Extracted data entries:
§ §
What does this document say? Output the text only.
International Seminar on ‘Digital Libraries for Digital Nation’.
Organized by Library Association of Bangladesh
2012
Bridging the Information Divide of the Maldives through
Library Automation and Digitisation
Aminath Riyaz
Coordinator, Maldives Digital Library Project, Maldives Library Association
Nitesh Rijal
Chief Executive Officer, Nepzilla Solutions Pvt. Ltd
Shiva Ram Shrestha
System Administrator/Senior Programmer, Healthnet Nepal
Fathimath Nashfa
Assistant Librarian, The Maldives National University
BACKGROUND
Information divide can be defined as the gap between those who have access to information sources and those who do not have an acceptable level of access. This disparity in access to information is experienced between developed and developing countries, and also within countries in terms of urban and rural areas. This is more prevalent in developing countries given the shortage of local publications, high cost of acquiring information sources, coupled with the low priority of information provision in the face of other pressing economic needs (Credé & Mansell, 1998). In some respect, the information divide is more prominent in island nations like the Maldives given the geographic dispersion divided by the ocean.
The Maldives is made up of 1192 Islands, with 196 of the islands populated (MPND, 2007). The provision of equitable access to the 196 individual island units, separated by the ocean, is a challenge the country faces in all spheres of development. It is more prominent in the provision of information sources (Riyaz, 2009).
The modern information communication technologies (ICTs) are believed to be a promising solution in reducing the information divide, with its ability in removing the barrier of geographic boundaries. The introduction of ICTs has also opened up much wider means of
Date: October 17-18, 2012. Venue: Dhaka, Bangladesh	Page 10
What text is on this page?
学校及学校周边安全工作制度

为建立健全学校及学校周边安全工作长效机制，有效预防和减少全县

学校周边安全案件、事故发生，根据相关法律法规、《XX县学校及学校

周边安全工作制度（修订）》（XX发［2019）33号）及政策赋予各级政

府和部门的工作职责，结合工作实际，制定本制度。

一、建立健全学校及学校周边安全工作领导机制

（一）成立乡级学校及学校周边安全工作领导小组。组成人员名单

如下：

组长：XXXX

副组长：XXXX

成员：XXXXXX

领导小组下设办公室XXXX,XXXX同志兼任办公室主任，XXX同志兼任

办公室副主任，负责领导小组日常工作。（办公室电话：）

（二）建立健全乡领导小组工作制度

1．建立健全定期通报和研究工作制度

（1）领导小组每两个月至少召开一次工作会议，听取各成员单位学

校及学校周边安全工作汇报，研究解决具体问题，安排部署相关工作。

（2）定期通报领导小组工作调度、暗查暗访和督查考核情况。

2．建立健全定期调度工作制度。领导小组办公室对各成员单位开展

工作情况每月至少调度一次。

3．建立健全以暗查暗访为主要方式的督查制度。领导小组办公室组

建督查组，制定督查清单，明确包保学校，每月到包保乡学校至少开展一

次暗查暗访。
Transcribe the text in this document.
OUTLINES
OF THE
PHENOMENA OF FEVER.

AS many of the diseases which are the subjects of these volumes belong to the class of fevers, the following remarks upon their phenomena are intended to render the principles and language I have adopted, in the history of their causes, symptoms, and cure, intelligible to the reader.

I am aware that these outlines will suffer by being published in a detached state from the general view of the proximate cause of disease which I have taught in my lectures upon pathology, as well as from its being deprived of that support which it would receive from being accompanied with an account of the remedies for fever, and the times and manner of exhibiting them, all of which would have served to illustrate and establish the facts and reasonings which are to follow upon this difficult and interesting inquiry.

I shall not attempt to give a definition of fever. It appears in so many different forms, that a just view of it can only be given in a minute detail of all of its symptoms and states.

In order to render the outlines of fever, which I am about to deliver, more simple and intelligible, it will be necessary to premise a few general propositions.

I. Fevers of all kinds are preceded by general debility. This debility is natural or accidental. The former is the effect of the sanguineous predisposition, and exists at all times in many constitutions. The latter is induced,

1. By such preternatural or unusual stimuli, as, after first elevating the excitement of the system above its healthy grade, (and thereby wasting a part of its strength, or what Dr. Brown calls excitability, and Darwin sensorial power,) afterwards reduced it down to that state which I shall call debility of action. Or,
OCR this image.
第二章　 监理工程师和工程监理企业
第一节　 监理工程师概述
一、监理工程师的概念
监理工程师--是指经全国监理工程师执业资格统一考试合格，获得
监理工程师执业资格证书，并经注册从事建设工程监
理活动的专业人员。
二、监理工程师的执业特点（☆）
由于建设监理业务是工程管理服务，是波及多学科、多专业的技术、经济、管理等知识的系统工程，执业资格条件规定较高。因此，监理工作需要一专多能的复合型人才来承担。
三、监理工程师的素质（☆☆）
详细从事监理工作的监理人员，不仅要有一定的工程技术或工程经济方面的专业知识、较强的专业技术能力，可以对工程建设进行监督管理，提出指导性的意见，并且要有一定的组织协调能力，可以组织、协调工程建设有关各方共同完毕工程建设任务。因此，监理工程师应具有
§ §
**Challenge:**
Gather and copy every line of the data in which the string "provision" is found.

**Response to the task:**
Information divide can be defined as the gap between those who have access to information sources and those who do not have an acceptable level of access. This disparity in access to information is experienced between developed and developing countries, and also within countries in terms of urban and rural areas. This is more prevalent in developing countries given the shortage of local publications, high cost of acquiring information sources, coupled with the low priority of information provision in the face of other pressing economic needs (Credé & Mansell, 1998). In some respect, the information divide is more prominent in island nations like the Maldives given the geographic dispersion divided by the ocean.
The Maldives is made up of 1192 Islands, with 196 of the islands populated (MPND, 2007). The provision of equitable access to the 196 individual island units, separated by the ocean, is a challenge the country faces in all spheres of development. It is more prominent in the provision of information sources (Riyaz, 2009).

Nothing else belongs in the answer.